- **WORK INSTRUCTIONS**:
Please copy each of the following lines word for word, keeping every character and number unchanged.

- **DATA EXTRACT**:
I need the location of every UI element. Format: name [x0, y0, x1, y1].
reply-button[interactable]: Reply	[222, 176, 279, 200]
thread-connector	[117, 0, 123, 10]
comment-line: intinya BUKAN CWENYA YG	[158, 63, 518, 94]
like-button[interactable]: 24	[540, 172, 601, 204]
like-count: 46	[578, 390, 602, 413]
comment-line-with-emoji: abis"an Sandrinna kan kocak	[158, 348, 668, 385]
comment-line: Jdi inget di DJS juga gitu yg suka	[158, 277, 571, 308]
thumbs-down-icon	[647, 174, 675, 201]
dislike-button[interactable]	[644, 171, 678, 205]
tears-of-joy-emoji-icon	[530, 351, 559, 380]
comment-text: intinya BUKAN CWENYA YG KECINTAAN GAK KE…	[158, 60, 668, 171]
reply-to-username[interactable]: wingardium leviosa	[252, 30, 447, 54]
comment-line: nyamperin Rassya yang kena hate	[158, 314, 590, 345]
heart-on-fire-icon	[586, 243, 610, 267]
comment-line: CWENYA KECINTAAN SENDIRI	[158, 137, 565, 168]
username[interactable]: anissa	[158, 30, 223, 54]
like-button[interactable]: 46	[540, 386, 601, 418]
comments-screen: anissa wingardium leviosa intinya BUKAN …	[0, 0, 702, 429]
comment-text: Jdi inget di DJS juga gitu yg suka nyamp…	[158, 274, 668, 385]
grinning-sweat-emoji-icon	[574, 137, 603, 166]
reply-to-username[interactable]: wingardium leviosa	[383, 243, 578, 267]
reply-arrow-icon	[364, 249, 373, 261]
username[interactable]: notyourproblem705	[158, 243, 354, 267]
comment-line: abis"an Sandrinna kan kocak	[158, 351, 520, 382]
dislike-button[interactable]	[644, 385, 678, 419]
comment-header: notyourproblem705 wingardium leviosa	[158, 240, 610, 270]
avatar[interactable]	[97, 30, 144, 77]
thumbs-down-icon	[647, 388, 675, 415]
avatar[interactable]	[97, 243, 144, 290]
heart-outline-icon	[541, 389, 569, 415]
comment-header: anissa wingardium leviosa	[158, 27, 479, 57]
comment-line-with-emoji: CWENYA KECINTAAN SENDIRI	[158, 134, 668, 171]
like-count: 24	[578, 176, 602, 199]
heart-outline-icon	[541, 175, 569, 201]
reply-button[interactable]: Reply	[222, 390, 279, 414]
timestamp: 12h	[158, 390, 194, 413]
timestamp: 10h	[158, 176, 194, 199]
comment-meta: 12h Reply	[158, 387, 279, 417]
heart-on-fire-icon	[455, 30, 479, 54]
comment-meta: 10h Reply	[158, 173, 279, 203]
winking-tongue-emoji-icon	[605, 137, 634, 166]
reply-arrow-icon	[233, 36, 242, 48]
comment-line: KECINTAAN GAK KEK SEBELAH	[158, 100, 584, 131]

- **TASK ANSWER**:
I need the location of every UI element. Format: name [x0, y0, x1, y1].
reply-button[interactable]: Reply	[222, 176, 279, 200]
thread-connector	[117, 0, 123, 10]
comment-line: intinya BUKAN CWENYA YG	[158, 63, 518, 94]
like-button[interactable]: 24	[540, 172, 601, 204]
like-count: 46	[578, 390, 602, 413]
comment-line-with-emoji: abis"an Sandrinna kan kocak	[158, 348, 668, 385]
comment-line: Jdi inget di DJS juga gitu yg suka	[158, 277, 571, 308]
thumbs-down-icon	[647, 174, 675, 201]
dislike-button[interactable]	[644, 171, 678, 205]
tears-of-joy-emoji-icon	[530, 351, 559, 380]
comment-text: intinya BUKAN CWENYA YG KECINTAAN GAK KE…	[158, 60, 668, 171]
reply-to-username[interactable]: wingardium leviosa	[252, 30, 447, 54]
comment-line: nyamperin Rassya yang kena hate	[158, 314, 590, 345]
heart-on-fire-icon	[586, 243, 610, 267]
comment-line: CWENYA KECINTAAN SENDIRI	[158, 137, 565, 168]
username[interactable]: anissa	[158, 30, 223, 54]
like-button[interactable]: 46	[540, 386, 601, 418]
comments-screen: anissa wingardium leviosa intinya BUKAN …	[0, 0, 702, 429]
comment-text: Jdi inget di DJS juga gitu yg suka nyamp…	[158, 274, 668, 385]
grinning-sweat-emoji-icon	[574, 137, 603, 166]
reply-to-username[interactable]: wingardium leviosa	[383, 243, 578, 267]
reply-arrow-icon	[364, 249, 373, 261]
username[interactable]: notyourproblem705	[158, 243, 354, 267]
comment-line: abis"an Sandrinna kan kocak	[158, 351, 520, 382]
dislike-button[interactable]	[644, 385, 678, 419]
comment-header: notyourproblem705 wingardium leviosa	[158, 240, 610, 270]
avatar[interactable]	[97, 30, 144, 77]
thumbs-down-icon	[647, 388, 675, 415]
avatar[interactable]	[97, 243, 144, 290]
heart-outline-icon	[541, 389, 569, 415]
comment-header: anissa wingardium leviosa	[158, 27, 479, 57]
comment-line-with-emoji: CWENYA KECINTAAN SENDIRI	[158, 134, 668, 171]
like-count: 24	[578, 176, 602, 199]
heart-outline-icon	[541, 175, 569, 201]
reply-button[interactable]: Reply	[222, 390, 279, 414]
timestamp: 12h	[158, 390, 194, 413]
timestamp: 10h	[158, 176, 194, 199]
comment-meta: 12h Reply	[158, 387, 279, 417]
heart-on-fire-icon	[455, 30, 479, 54]
comment-meta: 10h Reply	[158, 173, 279, 203]
winking-tongue-emoji-icon	[605, 137, 634, 166]
reply-arrow-icon	[233, 36, 242, 48]
comment-line: KECINTAAN GAK KEK SEBELAH	[158, 100, 584, 131]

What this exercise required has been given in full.